Where does "appearances" appear in the data? Return each line that holds it.

Records for the task:
════════════════

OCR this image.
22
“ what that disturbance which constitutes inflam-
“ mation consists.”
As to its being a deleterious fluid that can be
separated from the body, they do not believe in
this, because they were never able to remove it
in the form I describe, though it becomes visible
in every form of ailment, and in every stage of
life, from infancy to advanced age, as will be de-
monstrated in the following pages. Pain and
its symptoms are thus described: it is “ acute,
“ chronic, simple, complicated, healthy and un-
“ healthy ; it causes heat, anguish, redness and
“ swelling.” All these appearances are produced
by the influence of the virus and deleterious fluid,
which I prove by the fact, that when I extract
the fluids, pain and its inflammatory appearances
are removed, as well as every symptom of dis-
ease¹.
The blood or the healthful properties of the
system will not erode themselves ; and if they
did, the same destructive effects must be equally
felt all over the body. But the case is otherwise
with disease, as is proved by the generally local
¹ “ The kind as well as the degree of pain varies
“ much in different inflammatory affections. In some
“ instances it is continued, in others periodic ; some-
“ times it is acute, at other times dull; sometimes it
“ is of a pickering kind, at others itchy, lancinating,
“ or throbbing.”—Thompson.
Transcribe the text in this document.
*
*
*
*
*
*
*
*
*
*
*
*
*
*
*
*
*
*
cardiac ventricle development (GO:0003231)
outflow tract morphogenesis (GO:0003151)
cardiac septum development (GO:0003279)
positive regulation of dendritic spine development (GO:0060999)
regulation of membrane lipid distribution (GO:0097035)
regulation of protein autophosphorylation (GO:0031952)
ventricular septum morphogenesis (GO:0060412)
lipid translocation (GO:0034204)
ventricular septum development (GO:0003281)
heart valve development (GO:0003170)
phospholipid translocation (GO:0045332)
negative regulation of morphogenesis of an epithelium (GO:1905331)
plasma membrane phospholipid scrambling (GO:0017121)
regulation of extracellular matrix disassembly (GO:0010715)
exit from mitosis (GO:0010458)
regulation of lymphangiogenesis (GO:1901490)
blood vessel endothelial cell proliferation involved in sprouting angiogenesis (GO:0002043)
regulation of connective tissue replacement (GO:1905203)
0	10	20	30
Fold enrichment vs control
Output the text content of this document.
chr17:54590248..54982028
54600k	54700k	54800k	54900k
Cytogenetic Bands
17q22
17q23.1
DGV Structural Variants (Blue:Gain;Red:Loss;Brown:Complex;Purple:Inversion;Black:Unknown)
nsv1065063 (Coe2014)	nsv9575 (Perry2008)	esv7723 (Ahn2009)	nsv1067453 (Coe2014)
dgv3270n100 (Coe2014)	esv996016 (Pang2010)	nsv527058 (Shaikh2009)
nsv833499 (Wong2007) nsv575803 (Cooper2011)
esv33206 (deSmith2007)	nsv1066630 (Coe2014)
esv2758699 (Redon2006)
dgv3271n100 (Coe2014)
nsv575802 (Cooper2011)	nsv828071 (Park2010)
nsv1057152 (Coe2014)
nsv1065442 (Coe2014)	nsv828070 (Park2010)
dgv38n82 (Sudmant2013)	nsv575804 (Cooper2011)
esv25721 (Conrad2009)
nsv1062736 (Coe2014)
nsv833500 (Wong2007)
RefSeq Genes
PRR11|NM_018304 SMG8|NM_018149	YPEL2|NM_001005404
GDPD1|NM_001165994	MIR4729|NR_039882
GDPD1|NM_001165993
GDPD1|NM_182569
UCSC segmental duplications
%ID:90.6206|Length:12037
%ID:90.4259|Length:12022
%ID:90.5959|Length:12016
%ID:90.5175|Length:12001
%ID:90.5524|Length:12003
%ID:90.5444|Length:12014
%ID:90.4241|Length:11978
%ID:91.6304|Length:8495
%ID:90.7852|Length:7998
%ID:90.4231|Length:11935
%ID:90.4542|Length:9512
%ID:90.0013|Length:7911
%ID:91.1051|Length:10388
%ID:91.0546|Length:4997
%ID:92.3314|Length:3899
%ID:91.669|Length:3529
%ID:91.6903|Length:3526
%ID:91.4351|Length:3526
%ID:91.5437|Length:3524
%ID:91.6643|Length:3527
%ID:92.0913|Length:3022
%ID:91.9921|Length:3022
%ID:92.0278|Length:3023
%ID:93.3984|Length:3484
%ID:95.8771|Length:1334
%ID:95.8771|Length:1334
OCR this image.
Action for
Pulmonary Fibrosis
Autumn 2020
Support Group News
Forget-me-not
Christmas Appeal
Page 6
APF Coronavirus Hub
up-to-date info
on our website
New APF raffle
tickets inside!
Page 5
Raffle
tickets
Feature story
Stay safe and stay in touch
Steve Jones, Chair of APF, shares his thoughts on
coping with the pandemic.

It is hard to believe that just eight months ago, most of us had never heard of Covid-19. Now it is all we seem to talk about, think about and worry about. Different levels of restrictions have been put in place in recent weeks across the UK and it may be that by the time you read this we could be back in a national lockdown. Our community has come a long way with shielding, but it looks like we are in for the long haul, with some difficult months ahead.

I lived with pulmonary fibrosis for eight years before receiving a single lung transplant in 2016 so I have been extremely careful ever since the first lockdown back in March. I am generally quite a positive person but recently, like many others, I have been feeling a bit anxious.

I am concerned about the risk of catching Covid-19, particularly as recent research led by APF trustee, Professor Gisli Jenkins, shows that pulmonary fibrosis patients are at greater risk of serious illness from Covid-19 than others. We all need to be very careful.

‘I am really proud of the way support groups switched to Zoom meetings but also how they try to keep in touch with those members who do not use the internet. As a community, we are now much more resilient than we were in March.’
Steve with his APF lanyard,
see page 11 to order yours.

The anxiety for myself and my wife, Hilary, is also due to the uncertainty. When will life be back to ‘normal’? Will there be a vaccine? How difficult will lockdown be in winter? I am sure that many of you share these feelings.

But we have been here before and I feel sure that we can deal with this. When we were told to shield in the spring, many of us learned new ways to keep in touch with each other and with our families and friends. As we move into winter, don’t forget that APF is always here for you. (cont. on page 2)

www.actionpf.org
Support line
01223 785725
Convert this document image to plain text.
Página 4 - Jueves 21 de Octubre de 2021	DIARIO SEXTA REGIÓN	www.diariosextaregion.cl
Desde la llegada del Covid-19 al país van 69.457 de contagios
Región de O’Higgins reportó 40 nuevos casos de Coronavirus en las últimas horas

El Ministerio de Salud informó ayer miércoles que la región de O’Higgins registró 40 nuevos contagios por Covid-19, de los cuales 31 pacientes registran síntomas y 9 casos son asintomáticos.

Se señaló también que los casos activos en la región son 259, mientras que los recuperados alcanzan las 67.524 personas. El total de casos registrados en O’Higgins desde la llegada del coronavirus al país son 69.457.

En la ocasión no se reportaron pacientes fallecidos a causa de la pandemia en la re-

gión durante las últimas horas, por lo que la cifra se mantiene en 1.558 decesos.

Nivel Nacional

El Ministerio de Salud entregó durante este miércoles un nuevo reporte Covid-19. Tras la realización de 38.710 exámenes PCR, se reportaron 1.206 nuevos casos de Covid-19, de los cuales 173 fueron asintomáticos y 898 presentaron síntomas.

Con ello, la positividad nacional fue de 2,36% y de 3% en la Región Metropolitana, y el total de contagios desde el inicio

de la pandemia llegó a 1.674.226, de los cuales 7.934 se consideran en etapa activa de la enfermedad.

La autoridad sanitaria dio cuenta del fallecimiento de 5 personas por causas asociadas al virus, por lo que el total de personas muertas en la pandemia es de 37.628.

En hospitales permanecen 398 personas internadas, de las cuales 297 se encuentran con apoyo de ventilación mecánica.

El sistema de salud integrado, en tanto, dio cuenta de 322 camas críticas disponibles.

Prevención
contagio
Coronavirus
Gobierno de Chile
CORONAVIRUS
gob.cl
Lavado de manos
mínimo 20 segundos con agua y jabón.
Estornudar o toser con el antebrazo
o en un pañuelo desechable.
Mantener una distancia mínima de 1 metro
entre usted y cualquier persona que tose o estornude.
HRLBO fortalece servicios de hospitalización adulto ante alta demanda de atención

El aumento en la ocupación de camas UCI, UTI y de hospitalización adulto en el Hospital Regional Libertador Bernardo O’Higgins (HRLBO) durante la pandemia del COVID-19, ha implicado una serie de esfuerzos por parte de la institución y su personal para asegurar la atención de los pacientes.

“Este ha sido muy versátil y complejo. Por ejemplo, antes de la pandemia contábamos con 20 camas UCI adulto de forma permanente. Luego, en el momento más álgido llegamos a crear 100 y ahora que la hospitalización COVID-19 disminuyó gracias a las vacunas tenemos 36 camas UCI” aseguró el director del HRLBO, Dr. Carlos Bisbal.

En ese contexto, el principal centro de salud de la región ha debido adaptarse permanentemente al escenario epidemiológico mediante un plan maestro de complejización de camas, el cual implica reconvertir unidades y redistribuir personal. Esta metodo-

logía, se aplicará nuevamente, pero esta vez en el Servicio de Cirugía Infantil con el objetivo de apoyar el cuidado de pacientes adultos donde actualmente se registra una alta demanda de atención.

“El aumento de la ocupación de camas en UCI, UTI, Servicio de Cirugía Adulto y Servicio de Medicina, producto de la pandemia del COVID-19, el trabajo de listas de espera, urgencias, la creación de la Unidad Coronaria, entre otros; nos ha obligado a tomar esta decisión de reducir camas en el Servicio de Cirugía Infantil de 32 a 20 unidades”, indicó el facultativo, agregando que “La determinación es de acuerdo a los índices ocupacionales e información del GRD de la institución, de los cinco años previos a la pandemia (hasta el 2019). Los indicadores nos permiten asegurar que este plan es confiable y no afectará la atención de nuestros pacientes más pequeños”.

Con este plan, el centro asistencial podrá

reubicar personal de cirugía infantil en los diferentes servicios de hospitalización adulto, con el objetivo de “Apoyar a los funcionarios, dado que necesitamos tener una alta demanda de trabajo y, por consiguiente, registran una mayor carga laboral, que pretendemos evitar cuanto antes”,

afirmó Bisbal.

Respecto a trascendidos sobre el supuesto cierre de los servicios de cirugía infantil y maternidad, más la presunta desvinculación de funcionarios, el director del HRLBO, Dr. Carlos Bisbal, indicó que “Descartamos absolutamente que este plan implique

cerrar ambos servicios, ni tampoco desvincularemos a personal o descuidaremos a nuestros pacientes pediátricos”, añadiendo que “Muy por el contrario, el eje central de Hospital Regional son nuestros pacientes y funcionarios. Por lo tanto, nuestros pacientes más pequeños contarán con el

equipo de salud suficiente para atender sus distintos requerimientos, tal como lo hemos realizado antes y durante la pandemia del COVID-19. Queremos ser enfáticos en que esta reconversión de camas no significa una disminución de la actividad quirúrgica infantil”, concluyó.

════════════════

Response area:
“ swelling.” All these appearances are produced
the fluids, pain and its inflammatory appearances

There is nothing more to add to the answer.